- [What needs to be done]:
Check each line below for the word "Proyecto", and copy those that have it.

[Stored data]

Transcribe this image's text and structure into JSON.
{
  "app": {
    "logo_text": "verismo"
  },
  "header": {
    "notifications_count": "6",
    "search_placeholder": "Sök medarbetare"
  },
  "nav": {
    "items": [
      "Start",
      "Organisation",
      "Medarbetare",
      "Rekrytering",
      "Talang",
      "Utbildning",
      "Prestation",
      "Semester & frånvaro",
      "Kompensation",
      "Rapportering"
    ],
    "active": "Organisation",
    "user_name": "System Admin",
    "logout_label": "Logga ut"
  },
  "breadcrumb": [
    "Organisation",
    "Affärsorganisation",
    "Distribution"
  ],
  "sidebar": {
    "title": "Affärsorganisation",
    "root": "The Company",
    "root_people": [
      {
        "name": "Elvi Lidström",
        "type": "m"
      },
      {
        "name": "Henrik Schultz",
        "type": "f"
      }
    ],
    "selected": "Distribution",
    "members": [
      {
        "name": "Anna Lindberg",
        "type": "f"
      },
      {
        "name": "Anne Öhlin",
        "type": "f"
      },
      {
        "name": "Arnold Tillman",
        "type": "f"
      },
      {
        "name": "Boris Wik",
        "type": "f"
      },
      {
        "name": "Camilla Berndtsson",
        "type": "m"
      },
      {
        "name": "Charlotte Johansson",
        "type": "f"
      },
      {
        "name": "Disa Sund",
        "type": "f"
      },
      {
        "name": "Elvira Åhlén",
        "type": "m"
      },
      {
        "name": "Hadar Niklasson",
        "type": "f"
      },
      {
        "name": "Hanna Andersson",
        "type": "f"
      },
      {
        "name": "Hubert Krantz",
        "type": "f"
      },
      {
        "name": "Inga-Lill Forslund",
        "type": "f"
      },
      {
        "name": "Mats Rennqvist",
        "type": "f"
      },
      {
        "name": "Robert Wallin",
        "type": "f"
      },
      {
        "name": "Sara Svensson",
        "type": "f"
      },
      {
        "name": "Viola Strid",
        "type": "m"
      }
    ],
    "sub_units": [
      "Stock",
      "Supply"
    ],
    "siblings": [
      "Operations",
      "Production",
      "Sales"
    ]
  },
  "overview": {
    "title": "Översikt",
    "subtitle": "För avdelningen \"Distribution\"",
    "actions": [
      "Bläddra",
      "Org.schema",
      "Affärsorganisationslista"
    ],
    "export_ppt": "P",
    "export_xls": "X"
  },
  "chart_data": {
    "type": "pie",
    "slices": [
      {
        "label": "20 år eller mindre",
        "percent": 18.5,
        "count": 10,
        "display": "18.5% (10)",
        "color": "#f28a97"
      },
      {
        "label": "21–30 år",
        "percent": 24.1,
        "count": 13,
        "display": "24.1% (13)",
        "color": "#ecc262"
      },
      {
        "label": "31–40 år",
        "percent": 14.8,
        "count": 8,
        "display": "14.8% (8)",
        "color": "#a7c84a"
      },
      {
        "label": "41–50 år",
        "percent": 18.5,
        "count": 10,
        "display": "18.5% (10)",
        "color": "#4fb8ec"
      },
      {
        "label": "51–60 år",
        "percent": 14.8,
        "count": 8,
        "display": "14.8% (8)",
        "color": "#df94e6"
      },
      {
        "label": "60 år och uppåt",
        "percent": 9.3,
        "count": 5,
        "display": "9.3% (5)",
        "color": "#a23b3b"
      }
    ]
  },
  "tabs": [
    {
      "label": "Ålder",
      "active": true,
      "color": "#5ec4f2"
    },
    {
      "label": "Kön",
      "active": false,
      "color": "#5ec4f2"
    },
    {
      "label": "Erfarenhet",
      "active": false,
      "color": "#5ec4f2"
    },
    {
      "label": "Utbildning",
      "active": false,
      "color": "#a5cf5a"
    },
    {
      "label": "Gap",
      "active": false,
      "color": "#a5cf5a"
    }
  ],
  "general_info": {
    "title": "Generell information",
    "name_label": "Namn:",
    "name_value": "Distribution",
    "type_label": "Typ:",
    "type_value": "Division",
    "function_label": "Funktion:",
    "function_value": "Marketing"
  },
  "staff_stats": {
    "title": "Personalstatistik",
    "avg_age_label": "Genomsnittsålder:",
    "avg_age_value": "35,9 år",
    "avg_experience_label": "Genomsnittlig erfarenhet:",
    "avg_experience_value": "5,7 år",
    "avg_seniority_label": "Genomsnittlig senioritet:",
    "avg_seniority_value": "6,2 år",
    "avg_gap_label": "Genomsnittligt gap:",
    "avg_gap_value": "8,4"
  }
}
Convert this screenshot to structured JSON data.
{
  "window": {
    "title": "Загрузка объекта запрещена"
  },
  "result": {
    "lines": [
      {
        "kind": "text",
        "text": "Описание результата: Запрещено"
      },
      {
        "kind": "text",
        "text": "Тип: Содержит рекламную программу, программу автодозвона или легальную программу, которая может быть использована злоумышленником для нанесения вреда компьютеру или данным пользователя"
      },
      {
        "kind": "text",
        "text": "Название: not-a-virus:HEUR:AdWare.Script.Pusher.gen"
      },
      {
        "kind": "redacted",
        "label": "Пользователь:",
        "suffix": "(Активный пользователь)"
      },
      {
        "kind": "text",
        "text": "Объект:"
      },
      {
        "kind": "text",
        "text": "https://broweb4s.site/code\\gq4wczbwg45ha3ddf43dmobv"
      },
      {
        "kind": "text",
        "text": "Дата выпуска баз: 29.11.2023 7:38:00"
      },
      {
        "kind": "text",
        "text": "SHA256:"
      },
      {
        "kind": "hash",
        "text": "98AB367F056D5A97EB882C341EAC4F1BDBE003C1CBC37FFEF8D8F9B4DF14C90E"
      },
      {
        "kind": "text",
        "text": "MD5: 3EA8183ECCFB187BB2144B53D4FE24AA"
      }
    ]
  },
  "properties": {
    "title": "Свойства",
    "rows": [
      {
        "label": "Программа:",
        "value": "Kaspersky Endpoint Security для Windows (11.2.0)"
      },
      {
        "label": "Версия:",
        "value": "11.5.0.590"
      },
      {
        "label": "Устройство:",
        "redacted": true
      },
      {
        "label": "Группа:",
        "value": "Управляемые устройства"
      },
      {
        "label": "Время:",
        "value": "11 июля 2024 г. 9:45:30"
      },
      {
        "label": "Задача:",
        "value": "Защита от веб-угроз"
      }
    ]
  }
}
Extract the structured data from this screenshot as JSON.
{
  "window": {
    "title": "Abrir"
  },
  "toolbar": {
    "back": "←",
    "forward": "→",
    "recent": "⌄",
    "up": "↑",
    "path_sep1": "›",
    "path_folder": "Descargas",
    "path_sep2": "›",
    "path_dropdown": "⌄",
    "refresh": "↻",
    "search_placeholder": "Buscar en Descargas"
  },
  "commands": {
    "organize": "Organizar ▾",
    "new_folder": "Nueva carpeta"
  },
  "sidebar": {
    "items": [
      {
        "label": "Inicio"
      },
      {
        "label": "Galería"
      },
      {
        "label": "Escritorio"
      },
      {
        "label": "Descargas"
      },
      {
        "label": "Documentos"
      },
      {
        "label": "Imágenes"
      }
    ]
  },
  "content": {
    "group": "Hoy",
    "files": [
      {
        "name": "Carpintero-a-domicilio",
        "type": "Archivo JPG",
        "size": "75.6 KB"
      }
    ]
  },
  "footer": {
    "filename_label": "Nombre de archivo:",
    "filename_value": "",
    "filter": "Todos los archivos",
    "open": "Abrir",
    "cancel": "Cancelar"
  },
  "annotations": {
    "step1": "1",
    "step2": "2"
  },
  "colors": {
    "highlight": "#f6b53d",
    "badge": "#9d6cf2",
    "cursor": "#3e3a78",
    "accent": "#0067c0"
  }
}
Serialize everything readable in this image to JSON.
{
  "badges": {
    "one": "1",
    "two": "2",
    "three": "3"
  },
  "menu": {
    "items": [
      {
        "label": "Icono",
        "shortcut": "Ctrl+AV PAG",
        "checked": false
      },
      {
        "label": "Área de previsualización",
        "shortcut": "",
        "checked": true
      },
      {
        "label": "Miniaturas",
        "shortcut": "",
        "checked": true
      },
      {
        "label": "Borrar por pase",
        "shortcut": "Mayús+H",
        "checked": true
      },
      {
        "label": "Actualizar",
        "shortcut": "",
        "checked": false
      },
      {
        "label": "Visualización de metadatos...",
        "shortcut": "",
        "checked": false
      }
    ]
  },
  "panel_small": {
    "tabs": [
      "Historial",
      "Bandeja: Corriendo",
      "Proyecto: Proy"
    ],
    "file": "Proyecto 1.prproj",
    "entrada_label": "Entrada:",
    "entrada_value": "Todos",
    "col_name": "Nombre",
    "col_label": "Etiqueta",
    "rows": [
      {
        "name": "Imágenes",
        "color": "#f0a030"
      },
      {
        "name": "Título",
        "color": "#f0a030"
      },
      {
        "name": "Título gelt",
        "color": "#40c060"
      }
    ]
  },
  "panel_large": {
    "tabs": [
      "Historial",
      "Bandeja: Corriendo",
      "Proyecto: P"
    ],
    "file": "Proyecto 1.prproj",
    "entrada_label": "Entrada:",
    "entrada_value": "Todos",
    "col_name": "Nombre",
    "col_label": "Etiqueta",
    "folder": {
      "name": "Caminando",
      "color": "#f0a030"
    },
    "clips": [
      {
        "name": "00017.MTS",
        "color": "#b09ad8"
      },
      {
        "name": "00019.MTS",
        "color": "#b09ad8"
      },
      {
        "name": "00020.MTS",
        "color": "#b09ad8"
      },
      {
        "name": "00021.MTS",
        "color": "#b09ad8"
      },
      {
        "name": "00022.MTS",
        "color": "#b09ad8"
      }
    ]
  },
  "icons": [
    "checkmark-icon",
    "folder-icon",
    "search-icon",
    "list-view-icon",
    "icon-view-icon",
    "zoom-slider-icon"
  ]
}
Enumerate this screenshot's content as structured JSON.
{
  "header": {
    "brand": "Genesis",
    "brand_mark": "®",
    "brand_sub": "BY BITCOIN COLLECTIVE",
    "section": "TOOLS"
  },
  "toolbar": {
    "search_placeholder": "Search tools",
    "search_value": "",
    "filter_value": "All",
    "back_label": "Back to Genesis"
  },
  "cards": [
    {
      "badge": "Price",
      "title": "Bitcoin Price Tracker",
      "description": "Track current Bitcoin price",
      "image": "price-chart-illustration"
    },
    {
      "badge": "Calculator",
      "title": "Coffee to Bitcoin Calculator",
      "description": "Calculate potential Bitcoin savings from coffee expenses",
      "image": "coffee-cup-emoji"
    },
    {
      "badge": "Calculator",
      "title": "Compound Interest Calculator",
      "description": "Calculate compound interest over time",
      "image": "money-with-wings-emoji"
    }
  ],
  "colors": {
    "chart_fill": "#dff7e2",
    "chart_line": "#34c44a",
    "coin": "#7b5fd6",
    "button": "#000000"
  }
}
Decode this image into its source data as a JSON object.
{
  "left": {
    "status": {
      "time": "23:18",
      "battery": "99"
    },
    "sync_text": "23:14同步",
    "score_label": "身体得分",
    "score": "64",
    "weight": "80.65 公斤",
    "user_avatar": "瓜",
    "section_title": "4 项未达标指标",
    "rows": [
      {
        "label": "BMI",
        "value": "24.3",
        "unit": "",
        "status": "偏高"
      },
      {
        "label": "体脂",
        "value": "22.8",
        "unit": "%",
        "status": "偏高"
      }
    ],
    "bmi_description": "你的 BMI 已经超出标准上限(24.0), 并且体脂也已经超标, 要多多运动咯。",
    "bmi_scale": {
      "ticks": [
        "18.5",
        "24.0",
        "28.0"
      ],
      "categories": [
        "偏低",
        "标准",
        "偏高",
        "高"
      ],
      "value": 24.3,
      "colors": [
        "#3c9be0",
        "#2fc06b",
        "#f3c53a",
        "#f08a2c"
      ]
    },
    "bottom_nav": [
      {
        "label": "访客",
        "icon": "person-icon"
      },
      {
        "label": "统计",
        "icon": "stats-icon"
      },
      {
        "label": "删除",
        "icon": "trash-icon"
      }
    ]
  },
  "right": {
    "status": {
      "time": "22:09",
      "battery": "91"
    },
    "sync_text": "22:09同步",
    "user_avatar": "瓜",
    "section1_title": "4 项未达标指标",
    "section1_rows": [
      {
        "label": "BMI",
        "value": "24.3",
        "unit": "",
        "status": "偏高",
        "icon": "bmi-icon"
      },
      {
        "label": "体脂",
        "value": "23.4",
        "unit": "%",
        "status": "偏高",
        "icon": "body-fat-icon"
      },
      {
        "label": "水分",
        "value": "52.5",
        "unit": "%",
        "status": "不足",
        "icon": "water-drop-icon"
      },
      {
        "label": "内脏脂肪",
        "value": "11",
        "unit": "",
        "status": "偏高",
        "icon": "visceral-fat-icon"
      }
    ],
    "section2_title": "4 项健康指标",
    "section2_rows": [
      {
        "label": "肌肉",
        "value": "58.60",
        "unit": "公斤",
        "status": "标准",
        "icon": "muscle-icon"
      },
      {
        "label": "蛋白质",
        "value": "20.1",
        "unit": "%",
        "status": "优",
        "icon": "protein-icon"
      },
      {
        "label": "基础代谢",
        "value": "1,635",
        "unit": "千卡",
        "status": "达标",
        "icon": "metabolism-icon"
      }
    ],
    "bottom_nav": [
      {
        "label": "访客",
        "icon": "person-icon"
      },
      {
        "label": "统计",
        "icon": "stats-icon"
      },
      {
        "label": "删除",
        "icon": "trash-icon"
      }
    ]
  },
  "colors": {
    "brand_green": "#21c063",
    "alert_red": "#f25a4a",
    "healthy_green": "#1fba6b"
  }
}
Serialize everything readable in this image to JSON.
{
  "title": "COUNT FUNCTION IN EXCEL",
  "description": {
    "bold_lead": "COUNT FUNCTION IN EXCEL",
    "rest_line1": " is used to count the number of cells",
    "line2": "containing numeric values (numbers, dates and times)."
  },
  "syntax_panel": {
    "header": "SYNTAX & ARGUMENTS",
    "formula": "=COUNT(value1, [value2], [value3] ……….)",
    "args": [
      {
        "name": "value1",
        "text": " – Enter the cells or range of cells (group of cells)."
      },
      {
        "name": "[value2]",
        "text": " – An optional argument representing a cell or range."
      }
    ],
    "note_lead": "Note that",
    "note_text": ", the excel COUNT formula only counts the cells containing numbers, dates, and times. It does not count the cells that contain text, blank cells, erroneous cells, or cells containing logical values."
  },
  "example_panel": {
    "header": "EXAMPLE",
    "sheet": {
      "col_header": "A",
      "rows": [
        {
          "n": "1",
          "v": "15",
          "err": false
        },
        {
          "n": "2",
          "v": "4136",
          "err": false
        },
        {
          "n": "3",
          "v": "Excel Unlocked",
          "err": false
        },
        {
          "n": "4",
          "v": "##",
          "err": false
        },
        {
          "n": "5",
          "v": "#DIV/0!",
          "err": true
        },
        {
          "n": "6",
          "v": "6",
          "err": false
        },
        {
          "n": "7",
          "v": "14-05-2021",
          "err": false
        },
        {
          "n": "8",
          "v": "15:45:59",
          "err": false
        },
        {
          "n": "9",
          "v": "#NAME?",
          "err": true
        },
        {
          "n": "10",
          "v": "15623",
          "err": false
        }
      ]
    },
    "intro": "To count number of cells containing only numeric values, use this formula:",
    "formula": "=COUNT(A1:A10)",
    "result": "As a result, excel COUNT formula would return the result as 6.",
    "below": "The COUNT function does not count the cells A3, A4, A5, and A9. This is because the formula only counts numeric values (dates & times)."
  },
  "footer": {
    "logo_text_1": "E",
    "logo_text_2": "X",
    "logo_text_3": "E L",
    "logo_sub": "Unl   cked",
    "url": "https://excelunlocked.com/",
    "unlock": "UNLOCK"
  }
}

- [Exercise response]:
      "Proyecto: Proy"
    "file": "Proyecto 1.prproj",
      "Proyecto: P"
    "file": "Proyecto 1.prproj",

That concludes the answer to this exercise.